Data rows:
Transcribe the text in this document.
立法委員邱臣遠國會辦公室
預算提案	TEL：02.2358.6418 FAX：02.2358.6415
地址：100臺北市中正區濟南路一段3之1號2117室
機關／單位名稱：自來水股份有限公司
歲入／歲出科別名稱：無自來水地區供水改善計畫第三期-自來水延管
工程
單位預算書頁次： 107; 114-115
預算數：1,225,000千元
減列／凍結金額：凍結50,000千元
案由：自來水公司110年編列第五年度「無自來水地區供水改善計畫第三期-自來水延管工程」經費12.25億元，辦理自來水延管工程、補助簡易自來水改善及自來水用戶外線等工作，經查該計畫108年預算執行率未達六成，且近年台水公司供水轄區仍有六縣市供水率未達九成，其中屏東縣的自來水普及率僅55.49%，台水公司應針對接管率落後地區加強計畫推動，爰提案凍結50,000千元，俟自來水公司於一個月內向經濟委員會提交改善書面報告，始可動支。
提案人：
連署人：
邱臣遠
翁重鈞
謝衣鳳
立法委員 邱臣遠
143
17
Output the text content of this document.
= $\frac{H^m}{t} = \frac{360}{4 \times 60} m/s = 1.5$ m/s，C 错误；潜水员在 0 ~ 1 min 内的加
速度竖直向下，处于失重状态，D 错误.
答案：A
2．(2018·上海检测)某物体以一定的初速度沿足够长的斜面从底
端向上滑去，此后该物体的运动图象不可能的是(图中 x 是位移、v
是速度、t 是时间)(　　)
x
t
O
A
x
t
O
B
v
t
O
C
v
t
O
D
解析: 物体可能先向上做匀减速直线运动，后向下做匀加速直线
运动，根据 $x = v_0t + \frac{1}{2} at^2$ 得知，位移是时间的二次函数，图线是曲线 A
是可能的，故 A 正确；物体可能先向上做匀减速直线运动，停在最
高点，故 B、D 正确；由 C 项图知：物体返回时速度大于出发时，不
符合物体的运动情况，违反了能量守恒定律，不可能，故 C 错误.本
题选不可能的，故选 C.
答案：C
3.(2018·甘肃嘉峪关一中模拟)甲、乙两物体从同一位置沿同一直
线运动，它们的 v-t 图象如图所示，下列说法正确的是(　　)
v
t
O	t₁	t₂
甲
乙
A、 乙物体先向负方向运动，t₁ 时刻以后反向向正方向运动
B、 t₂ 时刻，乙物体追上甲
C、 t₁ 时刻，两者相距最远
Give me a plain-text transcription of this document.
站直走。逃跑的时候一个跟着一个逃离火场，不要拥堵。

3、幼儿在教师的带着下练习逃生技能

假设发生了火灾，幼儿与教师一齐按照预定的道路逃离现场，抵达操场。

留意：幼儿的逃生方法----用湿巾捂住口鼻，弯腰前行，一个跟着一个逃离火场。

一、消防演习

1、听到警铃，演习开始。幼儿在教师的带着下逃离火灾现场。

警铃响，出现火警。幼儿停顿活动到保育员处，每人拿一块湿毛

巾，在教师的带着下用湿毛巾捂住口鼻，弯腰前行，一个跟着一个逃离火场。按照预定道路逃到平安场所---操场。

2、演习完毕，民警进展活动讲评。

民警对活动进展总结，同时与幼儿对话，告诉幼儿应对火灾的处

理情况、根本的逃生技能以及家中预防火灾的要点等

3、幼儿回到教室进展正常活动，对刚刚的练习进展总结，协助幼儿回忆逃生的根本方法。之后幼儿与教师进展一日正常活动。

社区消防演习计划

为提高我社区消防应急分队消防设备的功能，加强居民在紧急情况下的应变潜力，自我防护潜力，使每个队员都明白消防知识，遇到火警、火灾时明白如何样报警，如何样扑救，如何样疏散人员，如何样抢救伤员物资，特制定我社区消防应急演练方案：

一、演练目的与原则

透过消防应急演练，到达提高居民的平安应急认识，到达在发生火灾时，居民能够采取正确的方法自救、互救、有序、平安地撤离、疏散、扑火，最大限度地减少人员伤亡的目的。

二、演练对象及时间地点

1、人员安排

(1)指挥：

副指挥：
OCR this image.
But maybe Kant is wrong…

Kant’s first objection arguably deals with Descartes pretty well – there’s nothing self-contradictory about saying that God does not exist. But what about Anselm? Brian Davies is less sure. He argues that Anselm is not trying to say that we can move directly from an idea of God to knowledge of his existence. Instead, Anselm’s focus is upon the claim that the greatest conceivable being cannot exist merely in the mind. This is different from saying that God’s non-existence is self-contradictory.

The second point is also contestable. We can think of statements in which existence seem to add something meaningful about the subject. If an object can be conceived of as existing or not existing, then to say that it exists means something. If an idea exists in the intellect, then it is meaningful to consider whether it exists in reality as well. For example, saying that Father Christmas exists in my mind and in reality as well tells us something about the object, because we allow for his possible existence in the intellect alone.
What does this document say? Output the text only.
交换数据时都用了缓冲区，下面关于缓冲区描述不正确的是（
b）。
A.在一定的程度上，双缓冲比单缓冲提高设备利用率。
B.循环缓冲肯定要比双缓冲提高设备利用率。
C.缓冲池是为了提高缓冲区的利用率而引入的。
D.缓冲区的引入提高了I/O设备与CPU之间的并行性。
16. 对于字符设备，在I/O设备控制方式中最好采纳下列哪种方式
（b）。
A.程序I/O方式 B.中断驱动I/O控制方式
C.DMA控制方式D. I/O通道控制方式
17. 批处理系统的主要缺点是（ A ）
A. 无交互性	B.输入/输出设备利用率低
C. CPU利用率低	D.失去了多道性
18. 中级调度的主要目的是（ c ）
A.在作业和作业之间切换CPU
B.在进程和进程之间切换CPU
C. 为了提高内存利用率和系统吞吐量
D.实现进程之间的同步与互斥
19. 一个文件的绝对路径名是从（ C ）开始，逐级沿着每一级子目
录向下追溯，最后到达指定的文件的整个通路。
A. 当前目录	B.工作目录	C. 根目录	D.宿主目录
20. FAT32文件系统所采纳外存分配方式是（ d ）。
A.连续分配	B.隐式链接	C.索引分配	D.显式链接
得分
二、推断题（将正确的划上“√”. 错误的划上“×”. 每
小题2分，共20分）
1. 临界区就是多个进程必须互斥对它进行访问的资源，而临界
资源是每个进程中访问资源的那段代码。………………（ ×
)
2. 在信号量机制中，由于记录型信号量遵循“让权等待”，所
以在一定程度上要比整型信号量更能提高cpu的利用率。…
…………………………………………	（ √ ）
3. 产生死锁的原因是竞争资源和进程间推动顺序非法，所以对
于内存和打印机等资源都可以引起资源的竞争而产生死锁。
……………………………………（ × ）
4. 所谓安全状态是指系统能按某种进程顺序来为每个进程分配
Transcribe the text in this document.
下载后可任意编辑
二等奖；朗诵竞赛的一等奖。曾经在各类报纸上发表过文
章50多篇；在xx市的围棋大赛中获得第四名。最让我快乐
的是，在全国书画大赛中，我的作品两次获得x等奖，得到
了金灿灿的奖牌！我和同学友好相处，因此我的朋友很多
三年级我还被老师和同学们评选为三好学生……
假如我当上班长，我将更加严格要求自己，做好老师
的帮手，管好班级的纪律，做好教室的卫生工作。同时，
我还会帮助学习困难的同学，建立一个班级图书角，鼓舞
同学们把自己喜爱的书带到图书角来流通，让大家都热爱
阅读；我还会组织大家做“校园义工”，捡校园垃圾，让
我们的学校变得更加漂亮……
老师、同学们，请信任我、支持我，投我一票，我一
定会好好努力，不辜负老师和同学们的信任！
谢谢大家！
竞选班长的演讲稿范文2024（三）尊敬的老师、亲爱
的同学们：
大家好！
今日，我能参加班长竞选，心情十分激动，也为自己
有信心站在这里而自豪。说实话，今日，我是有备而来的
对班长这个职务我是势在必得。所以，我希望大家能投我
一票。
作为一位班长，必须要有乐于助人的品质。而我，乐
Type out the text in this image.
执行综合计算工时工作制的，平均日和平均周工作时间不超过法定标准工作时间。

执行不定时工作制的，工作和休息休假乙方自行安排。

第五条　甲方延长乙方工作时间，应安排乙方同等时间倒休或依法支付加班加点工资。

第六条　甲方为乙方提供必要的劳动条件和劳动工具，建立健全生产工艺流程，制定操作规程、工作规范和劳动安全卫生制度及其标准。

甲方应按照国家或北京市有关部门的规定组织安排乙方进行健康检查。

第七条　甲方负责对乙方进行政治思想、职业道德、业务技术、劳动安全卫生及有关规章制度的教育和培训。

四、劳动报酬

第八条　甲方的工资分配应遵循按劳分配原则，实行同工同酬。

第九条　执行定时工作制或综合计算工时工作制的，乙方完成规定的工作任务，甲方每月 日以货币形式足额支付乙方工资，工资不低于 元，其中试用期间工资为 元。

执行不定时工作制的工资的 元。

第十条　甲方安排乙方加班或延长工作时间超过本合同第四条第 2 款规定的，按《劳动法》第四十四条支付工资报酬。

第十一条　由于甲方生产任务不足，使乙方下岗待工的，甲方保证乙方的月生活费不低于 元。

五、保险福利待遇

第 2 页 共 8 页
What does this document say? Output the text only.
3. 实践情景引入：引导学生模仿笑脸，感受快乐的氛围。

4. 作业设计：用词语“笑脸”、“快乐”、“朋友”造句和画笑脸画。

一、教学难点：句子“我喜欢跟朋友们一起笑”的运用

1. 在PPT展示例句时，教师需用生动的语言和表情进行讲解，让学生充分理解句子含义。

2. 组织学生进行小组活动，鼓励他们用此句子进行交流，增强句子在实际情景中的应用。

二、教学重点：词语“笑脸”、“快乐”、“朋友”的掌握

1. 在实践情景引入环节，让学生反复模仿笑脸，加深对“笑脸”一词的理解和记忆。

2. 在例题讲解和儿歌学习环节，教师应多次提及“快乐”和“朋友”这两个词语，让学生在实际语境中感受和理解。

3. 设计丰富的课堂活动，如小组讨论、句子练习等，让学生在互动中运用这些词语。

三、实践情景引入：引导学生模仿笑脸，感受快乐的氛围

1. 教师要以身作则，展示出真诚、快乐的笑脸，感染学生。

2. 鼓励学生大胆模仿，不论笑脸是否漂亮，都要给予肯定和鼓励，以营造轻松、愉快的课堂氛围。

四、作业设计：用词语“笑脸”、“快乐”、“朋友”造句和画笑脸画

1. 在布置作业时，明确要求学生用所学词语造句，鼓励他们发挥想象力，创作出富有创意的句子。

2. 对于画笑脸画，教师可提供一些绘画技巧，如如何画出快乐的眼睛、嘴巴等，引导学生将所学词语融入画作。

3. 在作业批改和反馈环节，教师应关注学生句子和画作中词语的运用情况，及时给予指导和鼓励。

Task to carry out: Identify and copy all lines with the word "作业设计".

Solution to the exercise:
4. 作业设计：用词语“笑脸”、“快乐”、“朋友”造句和画笑脸画。
四、作业设计：用词语“笑脸”、“快乐”、“朋友”造句和画笑脸画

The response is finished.